+++ DATA SECTION

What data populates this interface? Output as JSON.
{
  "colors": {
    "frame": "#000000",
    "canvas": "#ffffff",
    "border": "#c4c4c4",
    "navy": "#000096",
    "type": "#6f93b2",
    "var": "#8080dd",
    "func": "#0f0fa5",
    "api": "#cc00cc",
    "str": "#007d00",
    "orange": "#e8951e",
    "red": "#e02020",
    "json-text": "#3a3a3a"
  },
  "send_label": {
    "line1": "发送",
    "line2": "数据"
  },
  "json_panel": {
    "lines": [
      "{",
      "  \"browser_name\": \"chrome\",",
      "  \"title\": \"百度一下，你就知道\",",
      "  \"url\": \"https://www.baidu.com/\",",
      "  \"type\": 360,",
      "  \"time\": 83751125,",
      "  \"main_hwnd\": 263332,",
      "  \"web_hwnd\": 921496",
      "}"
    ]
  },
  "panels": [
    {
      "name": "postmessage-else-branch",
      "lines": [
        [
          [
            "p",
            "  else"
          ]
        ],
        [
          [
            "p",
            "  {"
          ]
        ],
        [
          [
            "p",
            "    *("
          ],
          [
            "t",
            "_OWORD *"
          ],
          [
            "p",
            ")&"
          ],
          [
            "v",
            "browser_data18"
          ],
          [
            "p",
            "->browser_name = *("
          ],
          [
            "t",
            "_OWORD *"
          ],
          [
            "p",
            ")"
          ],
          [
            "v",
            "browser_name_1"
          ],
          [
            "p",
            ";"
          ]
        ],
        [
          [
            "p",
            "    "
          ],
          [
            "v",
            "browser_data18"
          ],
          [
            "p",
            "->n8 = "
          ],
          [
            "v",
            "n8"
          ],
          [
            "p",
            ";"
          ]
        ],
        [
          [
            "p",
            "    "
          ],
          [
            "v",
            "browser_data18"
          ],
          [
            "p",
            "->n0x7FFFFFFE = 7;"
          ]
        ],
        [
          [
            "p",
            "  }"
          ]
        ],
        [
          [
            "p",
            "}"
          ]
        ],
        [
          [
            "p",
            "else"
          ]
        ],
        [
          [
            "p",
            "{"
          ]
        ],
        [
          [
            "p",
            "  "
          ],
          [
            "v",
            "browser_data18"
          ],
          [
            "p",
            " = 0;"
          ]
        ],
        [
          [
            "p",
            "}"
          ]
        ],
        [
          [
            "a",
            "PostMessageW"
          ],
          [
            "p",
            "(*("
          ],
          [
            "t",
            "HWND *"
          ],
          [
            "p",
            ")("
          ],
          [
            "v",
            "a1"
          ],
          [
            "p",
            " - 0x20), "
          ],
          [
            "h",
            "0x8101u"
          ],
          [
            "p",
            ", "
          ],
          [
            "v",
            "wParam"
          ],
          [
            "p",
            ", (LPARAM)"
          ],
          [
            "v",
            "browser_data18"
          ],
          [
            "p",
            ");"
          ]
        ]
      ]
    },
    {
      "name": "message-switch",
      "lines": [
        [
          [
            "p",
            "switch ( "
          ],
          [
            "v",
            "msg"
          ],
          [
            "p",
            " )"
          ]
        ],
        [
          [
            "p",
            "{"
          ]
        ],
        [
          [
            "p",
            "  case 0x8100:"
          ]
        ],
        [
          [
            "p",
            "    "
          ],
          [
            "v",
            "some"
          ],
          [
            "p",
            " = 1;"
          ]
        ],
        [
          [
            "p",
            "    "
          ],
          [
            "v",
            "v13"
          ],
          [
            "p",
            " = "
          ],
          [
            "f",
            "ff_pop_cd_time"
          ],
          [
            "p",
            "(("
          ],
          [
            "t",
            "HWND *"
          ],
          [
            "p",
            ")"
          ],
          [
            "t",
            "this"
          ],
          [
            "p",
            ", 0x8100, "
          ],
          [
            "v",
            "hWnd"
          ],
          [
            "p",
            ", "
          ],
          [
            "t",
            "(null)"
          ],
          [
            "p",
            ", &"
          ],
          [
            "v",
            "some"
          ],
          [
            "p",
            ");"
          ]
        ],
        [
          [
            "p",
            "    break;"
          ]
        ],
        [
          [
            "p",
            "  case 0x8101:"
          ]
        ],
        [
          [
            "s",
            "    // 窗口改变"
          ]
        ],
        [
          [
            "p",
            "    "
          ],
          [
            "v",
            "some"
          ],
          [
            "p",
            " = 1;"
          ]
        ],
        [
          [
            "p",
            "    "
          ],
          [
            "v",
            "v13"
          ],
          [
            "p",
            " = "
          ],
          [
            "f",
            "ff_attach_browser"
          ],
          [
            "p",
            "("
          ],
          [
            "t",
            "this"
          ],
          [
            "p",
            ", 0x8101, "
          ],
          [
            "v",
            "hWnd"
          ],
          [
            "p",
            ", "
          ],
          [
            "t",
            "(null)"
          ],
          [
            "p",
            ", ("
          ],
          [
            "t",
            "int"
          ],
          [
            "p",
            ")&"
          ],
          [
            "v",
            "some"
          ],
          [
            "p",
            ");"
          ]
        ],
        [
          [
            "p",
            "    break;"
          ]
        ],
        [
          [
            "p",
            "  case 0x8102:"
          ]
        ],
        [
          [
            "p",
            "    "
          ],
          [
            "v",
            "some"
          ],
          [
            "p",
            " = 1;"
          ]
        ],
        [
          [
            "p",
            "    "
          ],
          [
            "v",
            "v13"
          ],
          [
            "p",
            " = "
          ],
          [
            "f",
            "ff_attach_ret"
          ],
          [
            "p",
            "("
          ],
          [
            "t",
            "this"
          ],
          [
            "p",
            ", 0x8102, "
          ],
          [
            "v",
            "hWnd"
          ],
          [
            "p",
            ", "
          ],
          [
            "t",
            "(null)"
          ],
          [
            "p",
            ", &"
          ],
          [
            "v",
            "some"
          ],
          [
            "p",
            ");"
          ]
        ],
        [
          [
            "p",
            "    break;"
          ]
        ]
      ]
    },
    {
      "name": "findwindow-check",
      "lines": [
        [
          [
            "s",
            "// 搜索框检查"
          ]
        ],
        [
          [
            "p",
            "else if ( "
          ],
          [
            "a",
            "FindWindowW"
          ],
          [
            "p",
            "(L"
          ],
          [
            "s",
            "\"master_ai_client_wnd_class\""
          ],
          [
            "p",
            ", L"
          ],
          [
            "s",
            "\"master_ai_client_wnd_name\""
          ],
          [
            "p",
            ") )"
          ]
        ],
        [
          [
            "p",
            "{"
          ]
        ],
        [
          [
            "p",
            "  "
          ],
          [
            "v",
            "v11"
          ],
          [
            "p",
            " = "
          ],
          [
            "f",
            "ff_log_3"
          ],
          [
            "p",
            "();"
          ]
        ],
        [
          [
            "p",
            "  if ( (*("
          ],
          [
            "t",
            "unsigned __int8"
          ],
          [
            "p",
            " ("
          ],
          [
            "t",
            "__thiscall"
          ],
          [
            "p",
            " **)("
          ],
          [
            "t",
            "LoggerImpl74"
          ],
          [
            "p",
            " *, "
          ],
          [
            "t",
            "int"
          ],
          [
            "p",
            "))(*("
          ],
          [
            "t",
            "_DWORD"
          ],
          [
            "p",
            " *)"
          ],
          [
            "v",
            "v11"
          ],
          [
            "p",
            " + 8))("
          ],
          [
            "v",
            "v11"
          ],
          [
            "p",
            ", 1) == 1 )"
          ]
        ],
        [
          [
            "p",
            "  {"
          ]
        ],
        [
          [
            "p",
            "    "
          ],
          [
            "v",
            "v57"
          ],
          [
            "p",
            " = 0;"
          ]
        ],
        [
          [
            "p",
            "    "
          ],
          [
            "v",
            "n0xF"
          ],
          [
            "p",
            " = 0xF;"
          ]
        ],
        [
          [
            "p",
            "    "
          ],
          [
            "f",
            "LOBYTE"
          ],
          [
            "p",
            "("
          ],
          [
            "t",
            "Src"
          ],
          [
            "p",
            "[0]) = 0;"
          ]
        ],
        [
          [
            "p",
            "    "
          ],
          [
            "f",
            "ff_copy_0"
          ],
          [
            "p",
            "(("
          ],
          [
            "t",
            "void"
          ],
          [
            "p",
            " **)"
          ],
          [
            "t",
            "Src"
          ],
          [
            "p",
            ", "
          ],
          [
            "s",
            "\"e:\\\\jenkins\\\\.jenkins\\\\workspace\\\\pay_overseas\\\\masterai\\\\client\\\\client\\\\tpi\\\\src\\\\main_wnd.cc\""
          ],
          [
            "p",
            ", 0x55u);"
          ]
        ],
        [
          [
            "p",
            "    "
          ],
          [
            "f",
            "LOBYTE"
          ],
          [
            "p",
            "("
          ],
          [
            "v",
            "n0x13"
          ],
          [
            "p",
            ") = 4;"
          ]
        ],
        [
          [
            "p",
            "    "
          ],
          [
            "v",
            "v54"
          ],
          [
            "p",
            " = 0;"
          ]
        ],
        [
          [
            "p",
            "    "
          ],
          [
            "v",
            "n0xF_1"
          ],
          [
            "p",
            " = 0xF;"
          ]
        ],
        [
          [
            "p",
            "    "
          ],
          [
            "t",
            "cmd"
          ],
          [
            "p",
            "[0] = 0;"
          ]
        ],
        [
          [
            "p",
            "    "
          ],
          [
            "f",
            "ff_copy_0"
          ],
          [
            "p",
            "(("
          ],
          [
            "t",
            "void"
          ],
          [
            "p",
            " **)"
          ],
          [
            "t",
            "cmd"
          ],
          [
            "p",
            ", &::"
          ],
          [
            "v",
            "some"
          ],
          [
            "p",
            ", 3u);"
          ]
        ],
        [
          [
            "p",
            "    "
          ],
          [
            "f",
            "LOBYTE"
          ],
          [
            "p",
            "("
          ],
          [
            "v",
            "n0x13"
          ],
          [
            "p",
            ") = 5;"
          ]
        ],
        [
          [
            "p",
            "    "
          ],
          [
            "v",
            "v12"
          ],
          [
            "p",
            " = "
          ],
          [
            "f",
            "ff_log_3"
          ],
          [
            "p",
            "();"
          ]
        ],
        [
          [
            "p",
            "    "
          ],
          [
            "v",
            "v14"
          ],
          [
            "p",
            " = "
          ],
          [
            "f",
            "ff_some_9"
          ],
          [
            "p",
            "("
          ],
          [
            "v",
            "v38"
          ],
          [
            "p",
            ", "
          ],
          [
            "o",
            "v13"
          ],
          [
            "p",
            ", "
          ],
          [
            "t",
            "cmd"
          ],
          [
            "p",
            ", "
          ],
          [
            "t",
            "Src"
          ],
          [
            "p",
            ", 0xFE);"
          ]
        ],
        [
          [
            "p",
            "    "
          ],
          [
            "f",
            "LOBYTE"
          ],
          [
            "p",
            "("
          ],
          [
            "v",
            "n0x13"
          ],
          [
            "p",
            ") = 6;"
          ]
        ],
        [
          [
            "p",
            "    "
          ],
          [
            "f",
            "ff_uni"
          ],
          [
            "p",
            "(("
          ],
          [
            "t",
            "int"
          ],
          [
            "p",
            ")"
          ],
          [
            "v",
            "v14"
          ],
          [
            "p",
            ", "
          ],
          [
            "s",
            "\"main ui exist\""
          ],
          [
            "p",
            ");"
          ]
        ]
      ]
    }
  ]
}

++++++

• [WHAT THE TASK ASKS]:
In the records above, find each line holding "else" and copy it.

• [THE SOLUTION]:
      "name": "postmessage-else-branch",
            "  else"
            "else"
            "else if ( "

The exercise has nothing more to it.